[Structured figure records]
※

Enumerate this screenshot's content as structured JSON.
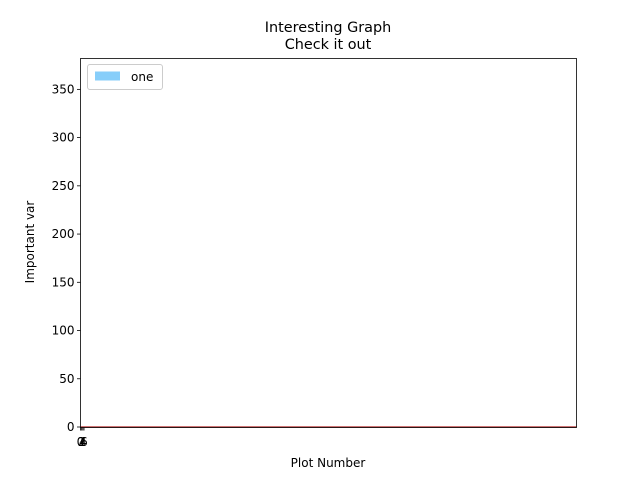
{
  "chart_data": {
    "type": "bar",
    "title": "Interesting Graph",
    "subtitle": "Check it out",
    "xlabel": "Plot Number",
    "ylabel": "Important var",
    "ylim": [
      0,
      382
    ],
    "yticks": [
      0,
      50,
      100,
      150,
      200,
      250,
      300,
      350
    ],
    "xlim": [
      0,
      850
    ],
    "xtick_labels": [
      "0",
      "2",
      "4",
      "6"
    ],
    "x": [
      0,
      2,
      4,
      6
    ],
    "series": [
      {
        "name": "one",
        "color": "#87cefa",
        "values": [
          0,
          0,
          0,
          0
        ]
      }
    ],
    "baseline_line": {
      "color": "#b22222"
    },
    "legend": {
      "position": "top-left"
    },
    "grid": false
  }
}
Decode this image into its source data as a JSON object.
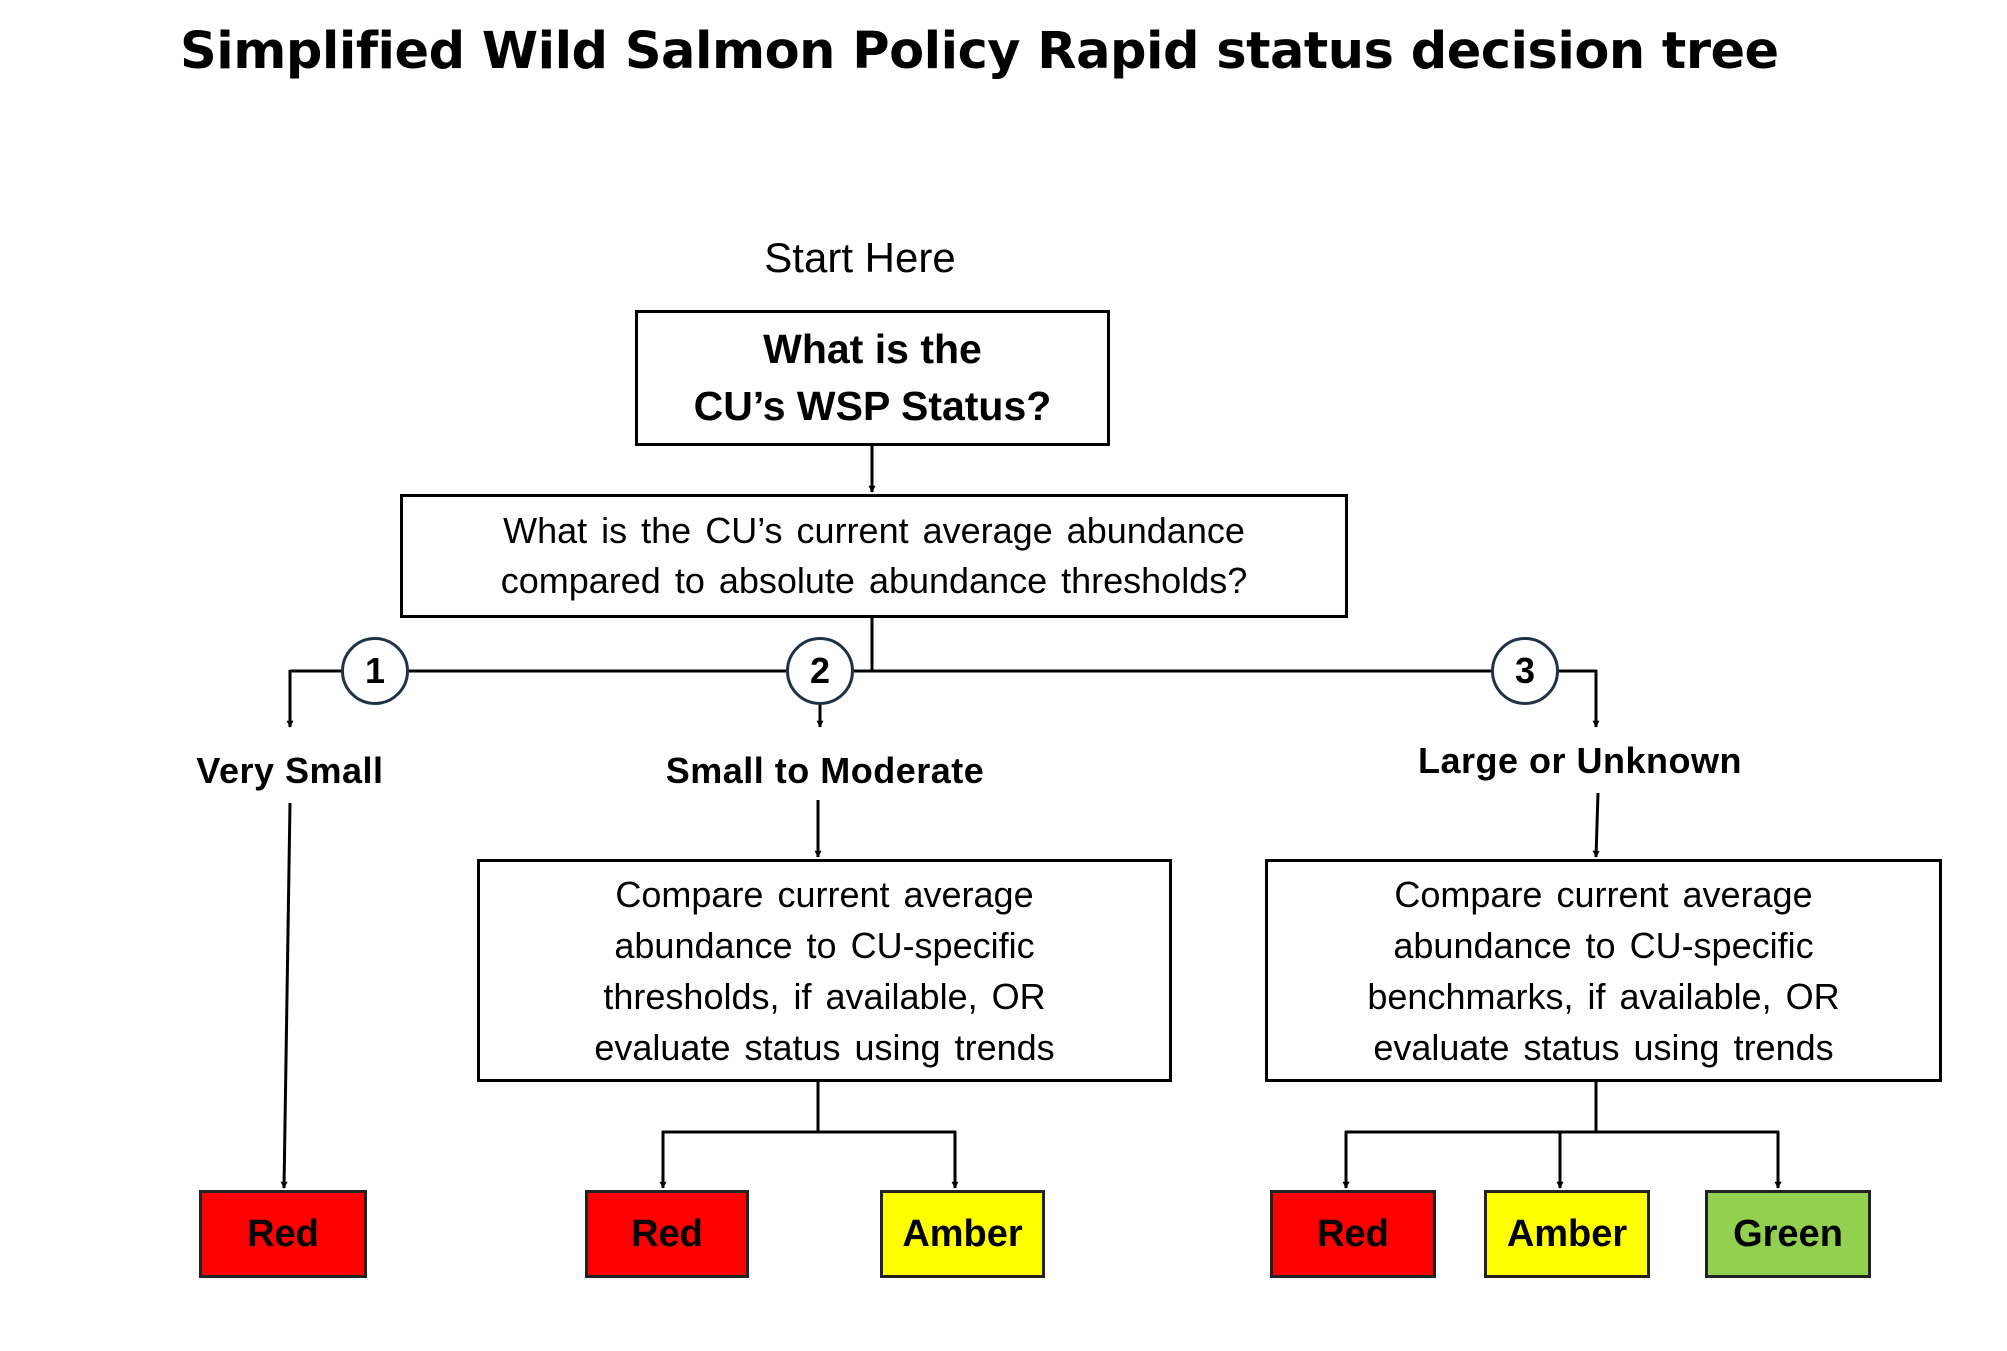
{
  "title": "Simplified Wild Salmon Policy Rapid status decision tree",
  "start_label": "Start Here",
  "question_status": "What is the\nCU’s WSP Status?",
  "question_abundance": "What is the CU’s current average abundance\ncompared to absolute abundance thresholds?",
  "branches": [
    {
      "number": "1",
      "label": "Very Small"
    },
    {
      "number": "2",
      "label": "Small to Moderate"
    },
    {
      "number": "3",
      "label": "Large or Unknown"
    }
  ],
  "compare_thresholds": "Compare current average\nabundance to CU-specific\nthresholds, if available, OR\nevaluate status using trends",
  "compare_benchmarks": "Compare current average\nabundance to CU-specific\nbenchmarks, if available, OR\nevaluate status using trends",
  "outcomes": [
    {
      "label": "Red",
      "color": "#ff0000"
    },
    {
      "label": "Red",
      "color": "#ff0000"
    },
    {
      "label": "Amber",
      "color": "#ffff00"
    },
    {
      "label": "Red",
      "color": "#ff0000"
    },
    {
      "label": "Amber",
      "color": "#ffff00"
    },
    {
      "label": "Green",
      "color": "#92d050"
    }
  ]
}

※

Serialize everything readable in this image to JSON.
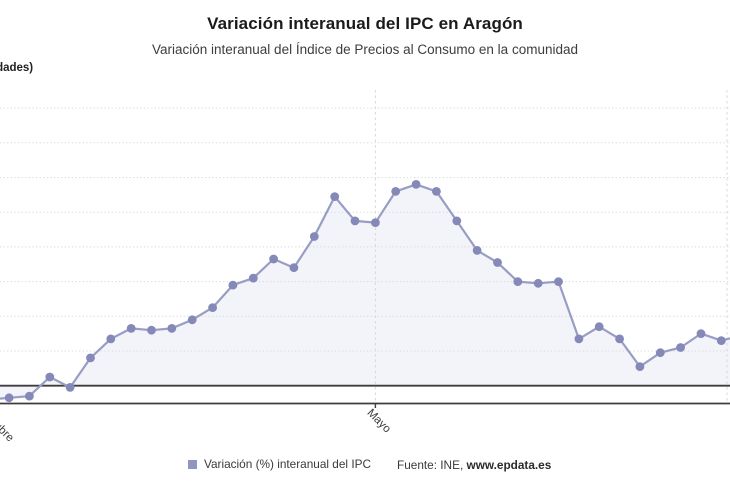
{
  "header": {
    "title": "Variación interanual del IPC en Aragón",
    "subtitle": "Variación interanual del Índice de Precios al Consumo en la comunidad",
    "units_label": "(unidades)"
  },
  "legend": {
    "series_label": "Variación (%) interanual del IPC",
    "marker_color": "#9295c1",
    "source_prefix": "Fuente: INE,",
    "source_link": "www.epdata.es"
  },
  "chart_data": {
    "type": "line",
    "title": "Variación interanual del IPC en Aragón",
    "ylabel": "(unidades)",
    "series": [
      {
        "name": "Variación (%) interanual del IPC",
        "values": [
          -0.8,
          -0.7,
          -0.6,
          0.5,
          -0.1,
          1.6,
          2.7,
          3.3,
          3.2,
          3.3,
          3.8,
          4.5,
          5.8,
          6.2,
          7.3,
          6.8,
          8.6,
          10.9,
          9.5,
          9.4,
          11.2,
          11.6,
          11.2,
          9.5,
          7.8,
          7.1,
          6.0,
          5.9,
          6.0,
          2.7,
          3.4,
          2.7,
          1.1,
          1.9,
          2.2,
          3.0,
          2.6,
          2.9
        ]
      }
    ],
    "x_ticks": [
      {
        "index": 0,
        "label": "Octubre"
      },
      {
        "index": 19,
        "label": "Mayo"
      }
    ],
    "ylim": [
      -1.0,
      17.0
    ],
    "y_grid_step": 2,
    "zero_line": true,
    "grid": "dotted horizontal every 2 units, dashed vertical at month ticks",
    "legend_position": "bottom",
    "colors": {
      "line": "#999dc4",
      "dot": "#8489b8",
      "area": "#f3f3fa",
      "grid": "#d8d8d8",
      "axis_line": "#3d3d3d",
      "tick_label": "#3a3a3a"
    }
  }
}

※

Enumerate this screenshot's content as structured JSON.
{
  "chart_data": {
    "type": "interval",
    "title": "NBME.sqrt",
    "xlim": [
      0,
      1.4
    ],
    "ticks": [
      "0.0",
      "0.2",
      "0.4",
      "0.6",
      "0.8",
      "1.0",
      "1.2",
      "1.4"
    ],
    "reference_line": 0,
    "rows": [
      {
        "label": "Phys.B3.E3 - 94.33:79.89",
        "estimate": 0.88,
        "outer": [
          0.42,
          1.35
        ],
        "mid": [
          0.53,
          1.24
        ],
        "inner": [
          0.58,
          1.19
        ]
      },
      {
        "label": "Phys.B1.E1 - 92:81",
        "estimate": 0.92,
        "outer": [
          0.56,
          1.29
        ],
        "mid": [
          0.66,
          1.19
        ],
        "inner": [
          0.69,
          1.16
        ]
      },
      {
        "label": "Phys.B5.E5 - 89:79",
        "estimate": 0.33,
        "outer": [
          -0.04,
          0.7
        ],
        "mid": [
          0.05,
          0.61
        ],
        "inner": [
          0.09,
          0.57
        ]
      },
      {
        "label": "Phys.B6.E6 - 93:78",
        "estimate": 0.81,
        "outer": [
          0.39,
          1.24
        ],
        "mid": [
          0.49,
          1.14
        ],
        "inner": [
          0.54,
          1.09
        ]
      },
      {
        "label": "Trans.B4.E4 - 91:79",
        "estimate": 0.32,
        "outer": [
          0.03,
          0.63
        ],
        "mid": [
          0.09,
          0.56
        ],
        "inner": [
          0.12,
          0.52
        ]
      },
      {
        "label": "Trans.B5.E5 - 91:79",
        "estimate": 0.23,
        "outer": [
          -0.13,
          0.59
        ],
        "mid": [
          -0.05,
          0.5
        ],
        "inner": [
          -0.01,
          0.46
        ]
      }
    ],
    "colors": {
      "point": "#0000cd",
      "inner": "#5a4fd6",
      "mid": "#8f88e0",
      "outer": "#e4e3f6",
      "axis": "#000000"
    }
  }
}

※

**WHAT THE EXERCISE ASKS**
Your answer should be a single number: the count of lines containing the word "name".

**RESULT**
2